Union Tribune

November 17, 2002 

Two presidents failed to grasp complexity of immigration issue
Mexican officials adjust expectations

By JERRY KAMMER 
COPLE Y NEWS SERVICE 

ANALYSIS

WASHINGTON – The White House welcoming ceremony that
kicked off Mexican President Vicente Fox's state visit in the first
week of September 2001 was a crisply formal affair, with an
honor guard, a 21-gun salute and a solemn declaration by
President Bush that "the United States has no more important
relationship in the world than the one we have with Mexico."

But Fox, determined to advance his plan for an immigration deal
that would legalize millions of Mexican immigrants, wanted
more. He surprised the White house with a display of the
boldness and steel-jawed political will that a year earlier had
carried him to an electrifying election victory.

"We must, and we can, reach an agreement on migration before
the end of this very year," Fox said, laying down a timetable for
his most urgent foreign-policy initiative.

Now, more than a year later, U.S.-Mexico talks on immigration
are stalled. The ballyhooed, backslapping friendship between
Bush and Fox appears to have flamed out like an adolescent
romance.

When the two leaders met briefly last month at an international
economic summit in Mexico, Fox tried again to engage Bush on
the undocumented immigrants Fox calls heroes and vows to
protect. Bush wasn't buying. He wanted to talk about the war on
terrorism and the dangers of Saddam Hussein. The confab was
called a flop on both sides of the border.

Mexico's hopes on immigration have fallen victim not only to
Bush's focus on terrorism since the Sept. 11 attacks, but also to
the inflated expectations of the two presidents. 

Their reach exceeded their grasp of an issue so complex and
freighted with controversy that it defies the comprehensive
"whole enchilada" solution envisioned by the architect of
Mexican's immigration initiatives, Foreign Minister Jorge
Castañeda.

Element location listings:
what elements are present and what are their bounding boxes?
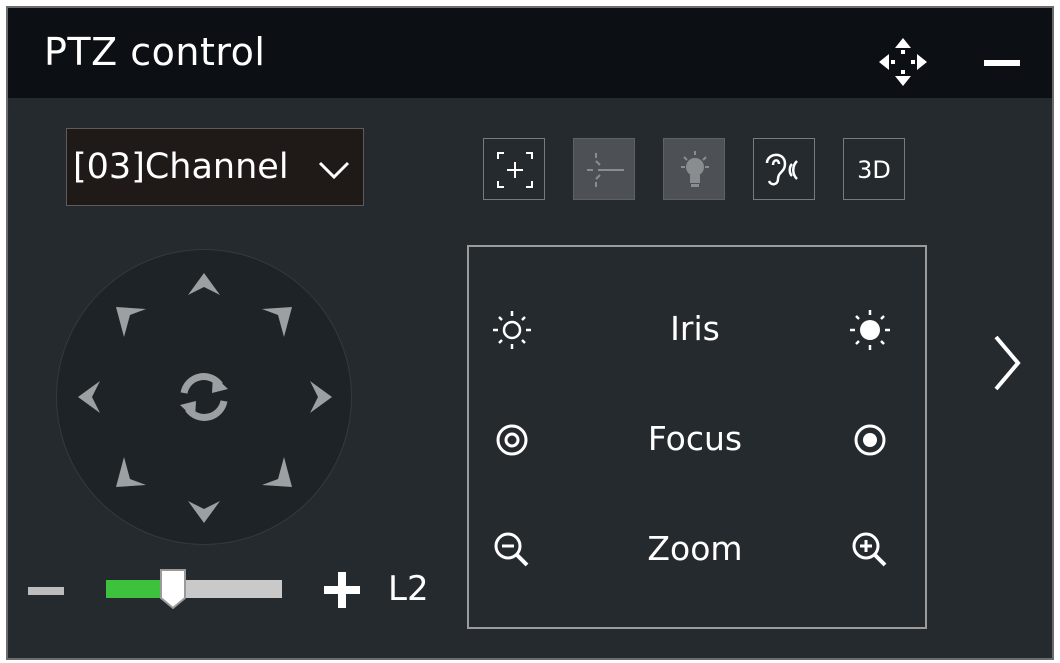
chevron-down-icon: [318, 161, 350, 180]
zoom-row: Zoom: [469, 519, 925, 579]
speed-slider-thumb[interactable]: [159, 568, 187, 610]
panel-title: PTZ control: [44, 30, 266, 74]
speed-level-label: L2: [388, 569, 429, 609]
iris-increase-sun-filled-icon[interactable]: [847, 307, 893, 353]
zoom-out-icon[interactable]: [489, 527, 535, 573]
focus-row: Focus: [469, 409, 925, 469]
channel-select-value: [03]Channel: [73, 147, 289, 187]
arrow-up-right-icon[interactable]: [260, 305, 294, 339]
move-icon[interactable]: [876, 35, 930, 89]
focus-near-icon[interactable]: [489, 417, 535, 463]
light-button[interactable]: [663, 138, 725, 200]
zoom-label: Zoom: [647, 529, 743, 568]
focus-far-icon[interactable]: [847, 417, 893, 463]
speed-decrease-button[interactable]: [28, 575, 68, 605]
laser-button[interactable]: [573, 138, 635, 200]
arrow-right-icon[interactable]: [306, 377, 334, 417]
focus-label: Focus: [647, 419, 743, 458]
laser-icon: [587, 153, 624, 187]
arrow-up-left-icon[interactable]: [114, 305, 148, 339]
minus-icon: [28, 587, 64, 595]
3d-positioning-button[interactable]: 3D: [843, 138, 905, 200]
chevron-right-icon[interactable]: [988, 331, 1024, 395]
ptz-direction-pad: [56, 249, 352, 545]
manual-track-button[interactable]: [483, 138, 545, 200]
target-plus-icon: [497, 152, 533, 188]
iris-row: Iris: [469, 299, 925, 359]
arrow-left-icon[interactable]: [76, 377, 104, 417]
iris-label: Iris: [670, 309, 720, 348]
lens-control-box: Iris Focus Zoom: [467, 245, 927, 629]
minimize-button[interactable]: [980, 42, 1024, 78]
channel-select[interactable]: [03]Channel: [66, 128, 364, 206]
bulb-icon: [681, 151, 709, 187]
ptz-control-panel: PTZ control [03]Channel 3D L2 Iris Focus…: [8, 8, 1052, 658]
title-bar: PTZ control: [8, 8, 1052, 98]
arrow-down-icon[interactable]: [184, 497, 224, 525]
arrow-up-icon[interactable]: [184, 271, 224, 299]
audio-button[interactable]: [753, 138, 815, 200]
ear-sound-icon: [765, 153, 798, 186]
arrow-down-right-icon[interactable]: [260, 455, 294, 489]
iris-decrease-sun-outline-icon[interactable]: [489, 307, 535, 353]
auto-scan-refresh-icon[interactable]: [168, 361, 240, 433]
speed-slider[interactable]: [106, 569, 282, 610]
minimize-icon: [984, 60, 1020, 66]
3d-button-label: 3D: [857, 156, 891, 184]
zoom-in-icon[interactable]: [847, 527, 893, 573]
speed-increase-button[interactable]: [322, 570, 362, 610]
arrow-down-left-icon[interactable]: [114, 455, 148, 489]
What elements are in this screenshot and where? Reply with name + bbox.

## [PROBLEMS TO WORK ON]
a – Echo the immigration article word for word, everything from "When the two" down to "of the border.".
b – Please duplicate the rows, everything from the line containing "chevron-down-icon: [318, 161, 350, 180]" down to the line containing "minus-icon: [28, 587, 64, 595]", with both of those lines included.
The immigration article and the rows have nothing to do with each other.

## [EXPECTED ANSWERS]
a –
When the two leaders met briefly last month at an international
economic summit in Mexico, Fox tried again to engage Bush on
the undocumented immigrants Fox calls heroes and vows to
protect. Bush wasn't buying. He wanted to talk about the war on
terrorism and the dangers of Saddam Hussein. The confab was
called a flop on both sides of the border.

b –
chevron-down-icon: [318, 161, 350, 180]
zoom-row: Zoom: [469, 519, 925, 579]
speed-slider-thumb[interactable]: [159, 568, 187, 610]
panel-title: PTZ control: [44, 30, 266, 74]
speed-level-label: L2: [388, 569, 429, 609]
iris-increase-sun-filled-icon[interactable]: [847, 307, 893, 353]
zoom-out-icon[interactable]: [489, 527, 535, 573]
focus-row: Focus: [469, 409, 925, 469]
channel-select-value: [03]Channel: [73, 147, 289, 187]
arrow-up-right-icon[interactable]: [260, 305, 294, 339]
move-icon[interactable]: [876, 35, 930, 89]
focus-near-icon[interactable]: [489, 417, 535, 463]
light-button[interactable]: [663, 138, 725, 200]
zoom-label: Zoom: [647, 529, 743, 568]
focus-far-icon[interactable]: [847, 417, 893, 463]
speed-decrease-button[interactable]: [28, 575, 68, 605]
laser-button[interactable]: [573, 138, 635, 200]
arrow-right-icon[interactable]: [306, 377, 334, 417]
focus-label: Focus: [647, 419, 743, 458]
laser-icon: [587, 153, 624, 187]
arrow-up-left-icon[interactable]: [114, 305, 148, 339]
minus-icon: [28, 587, 64, 595]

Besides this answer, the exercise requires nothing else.